-- Start of Data provided --

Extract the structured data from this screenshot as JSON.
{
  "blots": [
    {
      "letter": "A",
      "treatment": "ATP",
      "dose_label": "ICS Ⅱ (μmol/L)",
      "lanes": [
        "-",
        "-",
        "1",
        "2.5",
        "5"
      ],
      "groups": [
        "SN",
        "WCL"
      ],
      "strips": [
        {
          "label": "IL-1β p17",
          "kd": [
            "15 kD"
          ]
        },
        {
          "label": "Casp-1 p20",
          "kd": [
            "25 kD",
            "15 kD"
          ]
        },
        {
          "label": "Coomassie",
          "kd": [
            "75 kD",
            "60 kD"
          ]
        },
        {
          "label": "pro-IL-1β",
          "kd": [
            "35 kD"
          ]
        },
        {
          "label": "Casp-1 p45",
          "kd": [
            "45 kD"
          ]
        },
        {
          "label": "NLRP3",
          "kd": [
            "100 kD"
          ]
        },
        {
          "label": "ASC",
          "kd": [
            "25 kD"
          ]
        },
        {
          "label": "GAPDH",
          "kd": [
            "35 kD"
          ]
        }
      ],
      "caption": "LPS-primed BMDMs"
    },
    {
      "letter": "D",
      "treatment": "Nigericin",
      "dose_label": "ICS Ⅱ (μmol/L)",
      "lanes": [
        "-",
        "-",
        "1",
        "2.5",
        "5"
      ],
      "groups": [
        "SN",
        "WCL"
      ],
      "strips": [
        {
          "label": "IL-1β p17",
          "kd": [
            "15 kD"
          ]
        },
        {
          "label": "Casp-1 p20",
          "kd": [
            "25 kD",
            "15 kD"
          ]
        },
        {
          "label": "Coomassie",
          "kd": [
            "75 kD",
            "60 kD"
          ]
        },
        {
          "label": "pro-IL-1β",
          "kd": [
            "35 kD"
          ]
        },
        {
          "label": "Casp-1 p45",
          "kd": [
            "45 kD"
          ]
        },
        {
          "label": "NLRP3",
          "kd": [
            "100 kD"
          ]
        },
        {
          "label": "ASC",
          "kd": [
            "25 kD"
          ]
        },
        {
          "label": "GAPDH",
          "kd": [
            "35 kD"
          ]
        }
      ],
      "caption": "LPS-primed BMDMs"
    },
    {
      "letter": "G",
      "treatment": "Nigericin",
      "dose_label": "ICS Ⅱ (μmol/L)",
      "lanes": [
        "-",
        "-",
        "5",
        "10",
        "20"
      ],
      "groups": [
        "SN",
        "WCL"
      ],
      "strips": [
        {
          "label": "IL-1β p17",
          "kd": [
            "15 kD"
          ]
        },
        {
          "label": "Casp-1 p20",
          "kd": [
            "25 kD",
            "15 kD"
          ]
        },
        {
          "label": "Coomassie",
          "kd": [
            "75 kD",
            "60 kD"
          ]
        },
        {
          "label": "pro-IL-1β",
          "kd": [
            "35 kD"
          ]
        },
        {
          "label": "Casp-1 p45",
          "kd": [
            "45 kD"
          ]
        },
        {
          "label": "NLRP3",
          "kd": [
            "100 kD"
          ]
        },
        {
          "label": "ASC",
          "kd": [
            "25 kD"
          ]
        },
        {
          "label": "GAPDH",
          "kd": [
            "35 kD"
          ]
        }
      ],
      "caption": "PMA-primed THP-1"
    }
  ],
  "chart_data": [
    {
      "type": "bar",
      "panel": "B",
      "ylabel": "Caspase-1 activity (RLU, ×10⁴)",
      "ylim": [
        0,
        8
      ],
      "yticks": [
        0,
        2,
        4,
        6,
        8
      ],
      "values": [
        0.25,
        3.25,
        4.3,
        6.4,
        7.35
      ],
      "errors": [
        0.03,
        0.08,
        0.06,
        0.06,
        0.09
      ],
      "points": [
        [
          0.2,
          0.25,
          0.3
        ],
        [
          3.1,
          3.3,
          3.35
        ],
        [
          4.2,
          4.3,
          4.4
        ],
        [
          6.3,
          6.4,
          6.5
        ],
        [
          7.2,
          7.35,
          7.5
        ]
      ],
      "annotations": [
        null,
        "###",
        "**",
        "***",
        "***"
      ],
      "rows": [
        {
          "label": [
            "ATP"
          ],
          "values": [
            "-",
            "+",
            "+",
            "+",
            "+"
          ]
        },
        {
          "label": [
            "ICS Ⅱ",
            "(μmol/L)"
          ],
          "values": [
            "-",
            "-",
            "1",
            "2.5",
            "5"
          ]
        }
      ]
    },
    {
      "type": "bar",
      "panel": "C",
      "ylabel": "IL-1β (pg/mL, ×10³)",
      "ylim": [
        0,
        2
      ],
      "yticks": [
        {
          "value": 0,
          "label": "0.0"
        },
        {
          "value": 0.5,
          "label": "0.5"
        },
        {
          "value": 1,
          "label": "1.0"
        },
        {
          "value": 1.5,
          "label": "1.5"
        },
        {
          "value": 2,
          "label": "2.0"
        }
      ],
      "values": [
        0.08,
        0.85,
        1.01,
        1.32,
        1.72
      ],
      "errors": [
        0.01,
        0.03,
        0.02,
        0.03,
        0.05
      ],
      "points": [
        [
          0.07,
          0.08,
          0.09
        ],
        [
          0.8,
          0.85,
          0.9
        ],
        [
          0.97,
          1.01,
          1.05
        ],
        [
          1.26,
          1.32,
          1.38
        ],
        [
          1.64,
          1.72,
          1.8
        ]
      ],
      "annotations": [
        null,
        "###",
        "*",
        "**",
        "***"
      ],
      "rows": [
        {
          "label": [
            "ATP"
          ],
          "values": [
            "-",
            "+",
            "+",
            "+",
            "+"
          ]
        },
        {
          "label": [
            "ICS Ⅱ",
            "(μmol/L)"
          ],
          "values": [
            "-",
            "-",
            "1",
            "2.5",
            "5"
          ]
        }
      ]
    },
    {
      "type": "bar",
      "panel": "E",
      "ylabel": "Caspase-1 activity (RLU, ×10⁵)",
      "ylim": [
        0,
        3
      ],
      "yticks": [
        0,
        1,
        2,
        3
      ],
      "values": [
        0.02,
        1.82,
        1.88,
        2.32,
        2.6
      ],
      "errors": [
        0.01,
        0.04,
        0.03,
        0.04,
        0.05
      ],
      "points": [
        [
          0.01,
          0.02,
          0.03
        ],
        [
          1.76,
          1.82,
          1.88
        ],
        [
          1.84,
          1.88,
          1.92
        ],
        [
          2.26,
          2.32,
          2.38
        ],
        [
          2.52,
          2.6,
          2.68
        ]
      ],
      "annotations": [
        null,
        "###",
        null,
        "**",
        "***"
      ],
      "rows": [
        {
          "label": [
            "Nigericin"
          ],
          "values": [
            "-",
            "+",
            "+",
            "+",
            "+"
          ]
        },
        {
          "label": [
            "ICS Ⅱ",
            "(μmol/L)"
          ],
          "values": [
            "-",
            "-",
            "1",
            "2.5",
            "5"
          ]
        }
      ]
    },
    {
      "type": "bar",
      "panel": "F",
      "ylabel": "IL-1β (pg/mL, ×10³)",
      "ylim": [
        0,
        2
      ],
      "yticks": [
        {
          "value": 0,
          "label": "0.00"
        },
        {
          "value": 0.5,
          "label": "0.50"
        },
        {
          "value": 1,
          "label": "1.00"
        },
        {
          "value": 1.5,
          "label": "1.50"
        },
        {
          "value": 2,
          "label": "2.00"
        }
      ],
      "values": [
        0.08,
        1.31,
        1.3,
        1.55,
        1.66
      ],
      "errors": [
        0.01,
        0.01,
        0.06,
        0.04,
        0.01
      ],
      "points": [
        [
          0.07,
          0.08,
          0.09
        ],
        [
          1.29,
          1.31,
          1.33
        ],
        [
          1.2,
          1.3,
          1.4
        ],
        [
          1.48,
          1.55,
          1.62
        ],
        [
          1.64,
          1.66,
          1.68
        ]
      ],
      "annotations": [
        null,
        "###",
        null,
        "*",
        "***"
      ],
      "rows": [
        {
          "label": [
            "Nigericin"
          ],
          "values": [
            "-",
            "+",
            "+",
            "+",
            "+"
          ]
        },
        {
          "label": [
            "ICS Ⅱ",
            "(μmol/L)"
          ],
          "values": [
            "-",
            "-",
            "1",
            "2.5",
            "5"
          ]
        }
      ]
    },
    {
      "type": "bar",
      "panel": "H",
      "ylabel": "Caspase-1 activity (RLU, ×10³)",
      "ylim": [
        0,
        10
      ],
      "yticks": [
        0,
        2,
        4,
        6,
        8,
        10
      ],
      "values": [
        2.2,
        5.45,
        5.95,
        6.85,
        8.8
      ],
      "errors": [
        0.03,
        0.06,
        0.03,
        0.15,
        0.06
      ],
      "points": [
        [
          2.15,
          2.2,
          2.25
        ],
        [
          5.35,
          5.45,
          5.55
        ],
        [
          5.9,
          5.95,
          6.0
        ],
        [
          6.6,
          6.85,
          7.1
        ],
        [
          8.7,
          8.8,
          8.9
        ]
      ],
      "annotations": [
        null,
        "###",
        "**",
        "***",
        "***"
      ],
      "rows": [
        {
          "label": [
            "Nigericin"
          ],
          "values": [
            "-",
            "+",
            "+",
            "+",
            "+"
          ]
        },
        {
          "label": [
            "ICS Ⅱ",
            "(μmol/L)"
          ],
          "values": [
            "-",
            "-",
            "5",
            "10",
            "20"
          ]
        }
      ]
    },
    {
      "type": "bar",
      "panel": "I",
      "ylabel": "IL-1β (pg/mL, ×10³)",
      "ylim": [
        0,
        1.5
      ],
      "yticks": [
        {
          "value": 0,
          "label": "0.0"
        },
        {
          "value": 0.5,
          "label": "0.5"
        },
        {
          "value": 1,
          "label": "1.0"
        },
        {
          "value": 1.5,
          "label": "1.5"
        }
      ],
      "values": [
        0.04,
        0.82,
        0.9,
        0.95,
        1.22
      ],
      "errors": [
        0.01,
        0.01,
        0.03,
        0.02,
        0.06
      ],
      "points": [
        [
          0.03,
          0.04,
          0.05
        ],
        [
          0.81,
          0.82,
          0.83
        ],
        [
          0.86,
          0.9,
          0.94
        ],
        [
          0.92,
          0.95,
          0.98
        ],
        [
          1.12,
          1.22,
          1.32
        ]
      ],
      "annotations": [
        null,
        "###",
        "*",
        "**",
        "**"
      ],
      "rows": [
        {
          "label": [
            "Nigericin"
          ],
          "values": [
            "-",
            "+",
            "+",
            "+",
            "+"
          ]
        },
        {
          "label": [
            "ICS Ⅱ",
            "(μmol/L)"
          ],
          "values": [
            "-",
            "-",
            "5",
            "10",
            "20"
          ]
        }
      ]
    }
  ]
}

-- End of Data provided --

_Required task_: Find every line in the records that contains the word "activity"; copy those lines.

_In response_:
      "ylabel": "Caspase-1 activity (RLU, ×10⁴)",
      "ylabel": "Caspase-1 activity (RLU, ×10⁵)",
      "ylabel": "Caspase-1 activity (RLU, ×10³)",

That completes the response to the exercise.